# Exercise directions
Repeat each record exactly. Any picture gets left out.

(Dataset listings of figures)

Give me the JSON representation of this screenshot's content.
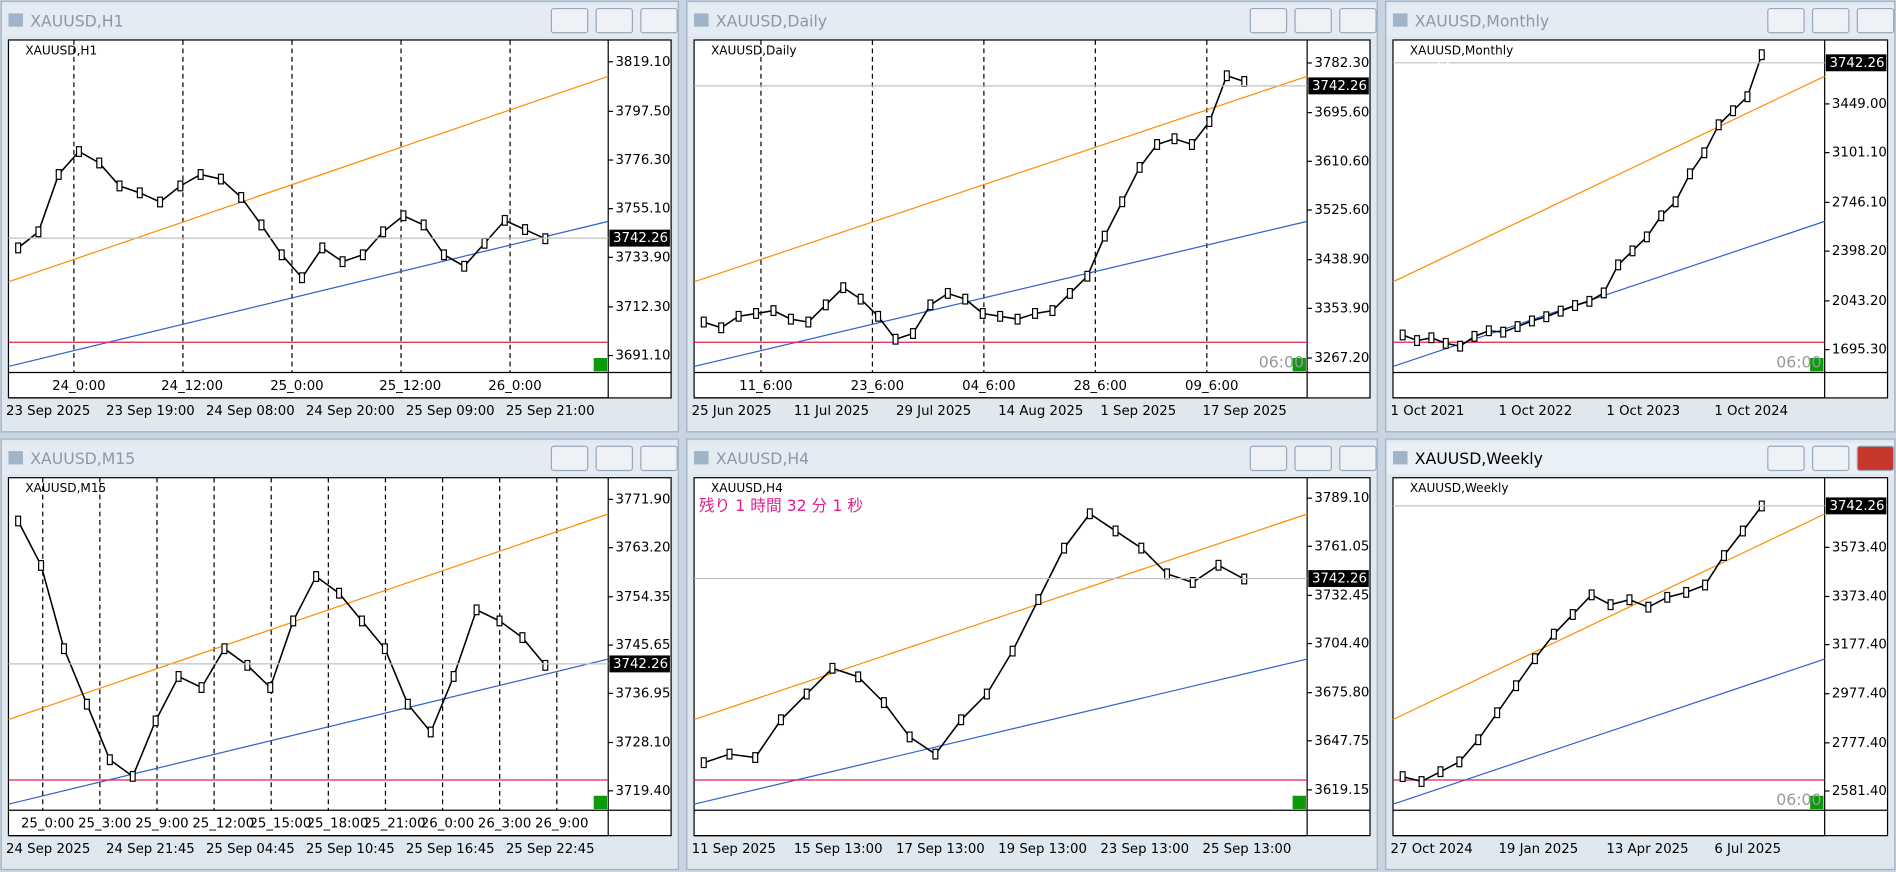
{
  "windows": [
    {
      "title": "XAUUSD,H1",
      "label": "XAUUSD,H1",
      "active": false,
      "ylim": [
        3683.7,
        3828.6
      ],
      "yticks": [
        {
          "value": 3819.1,
          "label": "3819.10"
        },
        {
          "value": 3797.5,
          "label": "3797.50"
        },
        {
          "value": 3776.3,
          "label": "3776.30"
        },
        {
          "value": 3755.1,
          "label": "3755.10"
        },
        {
          "value": 3733.9,
          "label": "3733.90"
        },
        {
          "value": 3712.3,
          "label": "3712.30"
        },
        {
          "value": 3691.1,
          "label": "3691.10"
        }
      ],
      "price": 3742.26,
      "periods": [
        "24_0:00",
        "24_12:00",
        "25_0:00",
        "25_12:00",
        "26_0:00"
      ],
      "dates": [
        "23 Sep 2025",
        "23 Sep 19:00",
        "24 Sep 08:00",
        "24 Sep 20:00",
        "25 Sep 09:00",
        "25 Sep 21:00"
      ],
      "closes": [
        3738,
        3745,
        3770,
        3780,
        3775,
        3765,
        3762,
        3758,
        3765,
        3770,
        3768,
        3760,
        3748,
        3735,
        3725,
        3738,
        3732,
        3735,
        3745,
        3752,
        3748,
        3735,
        3730,
        3740,
        3750,
        3746,
        3742
      ]
    },
    {
      "title": "XAUUSD,Daily",
      "label": "XAUUSD,Daily",
      "active": false,
      "ylim": [
        3241.9,
        3822.4
      ],
      "yticks": [
        {
          "value": 3782.3,
          "label": "3782.30"
        },
        {
          "value": 3695.6,
          "label": "3695.60"
        },
        {
          "value": 3610.6,
          "label": "3610.60"
        },
        {
          "value": 3525.6,
          "label": "3525.60"
        },
        {
          "value": 3438.9,
          "label": "3438.90"
        },
        {
          "value": 3353.9,
          "label": "3353.90"
        },
        {
          "value": 3267.2,
          "label": "3267.20"
        }
      ],
      "price": 3742.26,
      "countdown": "06:00",
      "periods": [
        "11_6:00",
        "23_6:00",
        "04_6:00",
        "28_6:00",
        "09_6:00"
      ],
      "dates": [
        "25 Jun 2025",
        "11 Jul 2025",
        "29 Jul 2025",
        "14 Aug 2025",
        "1 Sep 2025",
        "17 Sep 2025"
      ],
      "closes": [
        3330,
        3320,
        3340,
        3345,
        3350,
        3335,
        3330,
        3360,
        3390,
        3370,
        3340,
        3300,
        3310,
        3360,
        3380,
        3370,
        3345,
        3340,
        3335,
        3345,
        3350,
        3380,
        3410,
        3480,
        3540,
        3600,
        3640,
        3650,
        3640,
        3680,
        3760,
        3750
      ]
    },
    {
      "title": "XAUUSD,Monthly",
      "label": "XAUUSD,Monthly",
      "active": false,
      "ylim": [
        1532,
        3905
      ],
      "yticks": [
        {
          "value": 3449,
          "label": "3449.00"
        },
        {
          "value": 3101.1,
          "label": "3101.10"
        },
        {
          "value": 2746.1,
          "label": "2746.10"
        },
        {
          "value": 2398.2,
          "label": "2398.20"
        },
        {
          "value": 2043.2,
          "label": "2043.20"
        },
        {
          "value": 1695.3,
          "label": "1695.30"
        }
      ],
      "price": 3742.26,
      "countdown": "06:00",
      "note": "Y1",
      "periods": [],
      "dates": [
        "1 Oct 2021",
        "1 Oct 2022",
        "1 Oct 2023",
        "1 Oct 2024"
      ],
      "closes": [
        1800,
        1760,
        1780,
        1740,
        1720,
        1790,
        1830,
        1820,
        1860,
        1900,
        1930,
        1970,
        2010,
        2040,
        2100,
        2300,
        2400,
        2500,
        2650,
        2750,
        2950,
        3100,
        3300,
        3400,
        3500,
        3800
      ]
    },
    {
      "title": "XAUUSD,M15",
      "label": "XAUUSD,M15",
      "active": false,
      "ylim": [
        3715.9,
        3775.8
      ],
      "yticks": [
        {
          "value": 3771.9,
          "label": "3771.90"
        },
        {
          "value": 3763.2,
          "label": "3763.20"
        },
        {
          "value": 3754.35,
          "label": "3754.35"
        },
        {
          "value": 3745.65,
          "label": "3745.65"
        },
        {
          "value": 3736.95,
          "label": "3736.95"
        },
        {
          "value": 3728.1,
          "label": "3728.10"
        },
        {
          "value": 3719.4,
          "label": "3719.40"
        }
      ],
      "price": 3742.26,
      "periods": [
        "25_0:00",
        "25_3:00",
        "25_9:00",
        "25_12:00",
        "25_15:00",
        "25_18:00",
        "25_21:00",
        "26_0:00",
        "26_3:00",
        "26_9:00"
      ],
      "dates": [
        "24 Sep 2025",
        "24 Sep 21:45",
        "25 Sep 04:45",
        "25 Sep 10:45",
        "25 Sep 16:45",
        "25 Sep 22:45"
      ],
      "closes": [
        3768,
        3760,
        3745,
        3735,
        3725,
        3722,
        3732,
        3740,
        3738,
        3745,
        3742,
        3738,
        3750,
        3758,
        3755,
        3750,
        3745,
        3735,
        3730,
        3740,
        3752,
        3750,
        3747,
        3742
      ]
    },
    {
      "title": "XAUUSD,H4",
      "label": "XAUUSD,H4",
      "active": false,
      "ylim": [
        3607.3,
        3801
      ],
      "yticks": [
        {
          "value": 3789.1,
          "label": "3789.10"
        },
        {
          "value": 3761.05,
          "label": "3761.05"
        },
        {
          "value": 3732.45,
          "label": "3732.45"
        },
        {
          "value": 3704.4,
          "label": "3704.40"
        },
        {
          "value": 3675.8,
          "label": "3675.80"
        },
        {
          "value": 3647.75,
          "label": "3647.75"
        },
        {
          "value": 3619.15,
          "label": "3619.15"
        }
      ],
      "price": 3742.26,
      "timer": "残り 1 時間 32 分 1 秒",
      "periods": [],
      "dates": [
        "11 Sep 2025",
        "15 Sep 13:00",
        "17 Sep 13:00",
        "19 Sep 13:00",
        "23 Sep 13:00",
        "25 Sep 13:00"
      ],
      "closes": [
        3635,
        3640,
        3638,
        3660,
        3675,
        3690,
        3685,
        3670,
        3650,
        3640,
        3660,
        3675,
        3700,
        3730,
        3760,
        3780,
        3770,
        3760,
        3745,
        3740,
        3750,
        3742
      ]
    },
    {
      "title": "XAUUSD,Weekly",
      "label": "XAUUSD,Weekly",
      "active": true,
      "ylim": [
        2503,
        3857
      ],
      "yticks": [
        {
          "value": 3573.4,
          "label": "3573.40"
        },
        {
          "value": 3373.4,
          "label": "3373.40"
        },
        {
          "value": 3177.4,
          "label": "3177.40"
        },
        {
          "value": 2977.4,
          "label": "2977.40"
        },
        {
          "value": 2777.4,
          "label": "2777.40"
        },
        {
          "value": 2581.4,
          "label": "2581.40"
        }
      ],
      "price": 3742.26,
      "countdown": "06:00",
      "periods": [],
      "dates": [
        "27 Oct 2024",
        "19 Jan 2025",
        "13 Apr 2025",
        "6 Jul 2025"
      ],
      "closes": [
        2640,
        2620,
        2660,
        2700,
        2790,
        2900,
        3010,
        3120,
        3220,
        3300,
        3380,
        3340,
        3360,
        3330,
        3370,
        3390,
        3420,
        3540,
        3640,
        3742
      ]
    }
  ]
}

# Exercise response
Give me the JSON representation of this screenshot's content.
{
  "windows": [
    {
      "title": "XAUUSD,H1",
      "label": "XAUUSD,H1",
      "active": false,
      "ylim": [
        3683.7,
        3828.6
      ],
      "yticks": [
        {
          "value": 3819.1,
          "label": "3819.10"
        },
        {
          "value": 3797.5,
          "label": "3797.50"
        },
        {
          "value": 3776.3,
          "label": "3776.30"
        },
        {
          "value": 3755.1,
          "label": "3755.10"
        },
        {
          "value": 3733.9,
          "label": "3733.90"
        },
        {
          "value": 3712.3,
          "label": "3712.30"
        },
        {
          "value": 3691.1,
          "label": "3691.10"
        }
      ],
      "price": 3742.26,
      "periods": [
        "24_0:00",
        "24_12:00",
        "25_0:00",
        "25_12:00",
        "26_0:00"
      ],
      "dates": [
        "23 Sep 2025",
        "23 Sep 19:00",
        "24 Sep 08:00",
        "24 Sep 20:00",
        "25 Sep 09:00",
        "25 Sep 21:00"
      ],
      "closes": [
        3738,
        3745,
        3770,
        3780,
        3775,
        3765,
        3762,
        3758,
        3765,
        3770,
        3768,
        3760,
        3748,
        3735,
        3725,
        3738,
        3732,
        3735,
        3745,
        3752,
        3748,
        3735,
        3730,
        3740,
        3750,
        3746,
        3742
      ]
    },
    {
      "title": "XAUUSD,Daily",
      "label": "XAUUSD,Daily",
      "active": false,
      "ylim": [
        3241.9,
        3822.4
      ],
      "yticks": [
        {
          "value": 3782.3,
          "label": "3782.30"
        },
        {
          "value": 3695.6,
          "label": "3695.60"
        },
        {
          "value": 3610.6,
          "label": "3610.60"
        },
        {
          "value": 3525.6,
          "label": "3525.60"
        },
        {
          "value": 3438.9,
          "label": "3438.90"
        },
        {
          "value": 3353.9,
          "label": "3353.90"
        },
        {
          "value": 3267.2,
          "label": "3267.20"
        }
      ],
      "price": 3742.26,
      "countdown": "06:00",
      "periods": [
        "11_6:00",
        "23_6:00",
        "04_6:00",
        "28_6:00",
        "09_6:00"
      ],
      "dates": [
        "25 Jun 2025",
        "11 Jul 2025",
        "29 Jul 2025",
        "14 Aug 2025",
        "1 Sep 2025",
        "17 Sep 2025"
      ],
      "closes": [
        3330,
        3320,
        3340,
        3345,
        3350,
        3335,
        3330,
        3360,
        3390,
        3370,
        3340,
        3300,
        3310,
        3360,
        3380,
        3370,
        3345,
        3340,
        3335,
        3345,
        3350,
        3380,
        3410,
        3480,
        3540,
        3600,
        3640,
        3650,
        3640,
        3680,
        3760,
        3750
      ]
    },
    {
      "title": "XAUUSD,Monthly",
      "label": "XAUUSD,Monthly",
      "active": false,
      "ylim": [
        1532,
        3905
      ],
      "yticks": [
        {
          "value": 3449,
          "label": "3449.00"
        },
        {
          "value": 3101.1,
          "label": "3101.10"
        },
        {
          "value": 2746.1,
          "label": "2746.10"
        },
        {
          "value": 2398.2,
          "label": "2398.20"
        },
        {
          "value": 2043.2,
          "label": "2043.20"
        },
        {
          "value": 1695.3,
          "label": "1695.30"
        }
      ],
      "price": 3742.26,
      "countdown": "06:00",
      "note": "Y1",
      "periods": [],
      "dates": [
        "1 Oct 2021",
        "1 Oct 2022",
        "1 Oct 2023",
        "1 Oct 2024"
      ],
      "closes": [
        1800,
        1760,
        1780,
        1740,
        1720,
        1790,
        1830,
        1820,
        1860,
        1900,
        1930,
        1970,
        2010,
        2040,
        2100,
        2300,
        2400,
        2500,
        2650,
        2750,
        2950,
        3100,
        3300,
        3400,
        3500,
        3800
      ]
    },
    {
      "title": "XAUUSD,M15",
      "label": "XAUUSD,M15",
      "active": false,
      "ylim": [
        3715.9,
        3775.8
      ],
      "yticks": [
        {
          "value": 3771.9,
          "label": "3771.90"
        },
        {
          "value": 3763.2,
          "label": "3763.20"
        },
        {
          "value": 3754.35,
          "label": "3754.35"
        },
        {
          "value": 3745.65,
          "label": "3745.65"
        },
        {
          "value": 3736.95,
          "label": "3736.95"
        },
        {
          "value": 3728.1,
          "label": "3728.10"
        },
        {
          "value": 3719.4,
          "label": "3719.40"
        }
      ],
      "price": 3742.26,
      "periods": [
        "25_0:00",
        "25_3:00",
        "25_9:00",
        "25_12:00",
        "25_15:00",
        "25_18:00",
        "25_21:00",
        "26_0:00",
        "26_3:00",
        "26_9:00"
      ],
      "dates": [
        "24 Sep 2025",
        "24 Sep 21:45",
        "25 Sep 04:45",
        "25 Sep 10:45",
        "25 Sep 16:45",
        "25 Sep 22:45"
      ],
      "closes": [
        3768,
        3760,
        3745,
        3735,
        3725,
        3722,
        3732,
        3740,
        3738,
        3745,
        3742,
        3738,
        3750,
        3758,
        3755,
        3750,
        3745,
        3735,
        3730,
        3740,
        3752,
        3750,
        3747,
        3742
      ]
    },
    {
      "title": "XAUUSD,H4",
      "label": "XAUUSD,H4",
      "active": false,
      "ylim": [
        3607.3,
        3801
      ],
      "yticks": [
        {
          "value": 3789.1,
          "label": "3789.10"
        },
        {
          "value": 3761.05,
          "label": "3761.05"
        },
        {
          "value": 3732.45,
          "label": "3732.45"
        },
        {
          "value": 3704.4,
          "label": "3704.40"
        },
        {
          "value": 3675.8,
          "label": "3675.80"
        },
        {
          "value": 3647.75,
          "label": "3647.75"
        },
        {
          "value": 3619.15,
          "label": "3619.15"
        }
      ],
      "price": 3742.26,
      "timer": "残り 1 時間 32 分 1 秒",
      "periods": [],
      "dates": [
        "11 Sep 2025",
        "15 Sep 13:00",
        "17 Sep 13:00",
        "19 Sep 13:00",
        "23 Sep 13:00",
        "25 Sep 13:00"
      ],
      "closes": [
        3635,
        3640,
        3638,
        3660,
        3675,
        3690,
        3685,
        3670,
        3650,
        3640,
        3660,
        3675,
        3700,
        3730,
        3760,
        3780,
        3770,
        3760,
        3745,
        3740,
        3750,
        3742
      ]
    },
    {
      "title": "XAUUSD,Weekly",
      "label": "XAUUSD,Weekly",
      "active": true,
      "ylim": [
        2503,
        3857
      ],
      "yticks": [
        {
          "value": 3573.4,
          "label": "3573.40"
        },
        {
          "value": 3373.4,
          "label": "3373.40"
        },
        {
          "value": 3177.4,
          "label": "3177.40"
        },
        {
          "value": 2977.4,
          "label": "2977.40"
        },
        {
          "value": 2777.4,
          "label": "2777.40"
        },
        {
          "value": 2581.4,
          "label": "2581.40"
        }
      ],
      "price": 3742.26,
      "countdown": "06:00",
      "periods": [],
      "dates": [
        "27 Oct 2024",
        "19 Jan 2025",
        "13 Apr 2025",
        "6 Jul 2025"
      ],
      "closes": [
        2640,
        2620,
        2660,
        2700,
        2790,
        2900,
        3010,
        3120,
        3220,
        3300,
        3380,
        3340,
        3360,
        3330,
        3370,
        3390,
        3420,
        3540,
        3640,
        3742
      ]
    }
  ]
}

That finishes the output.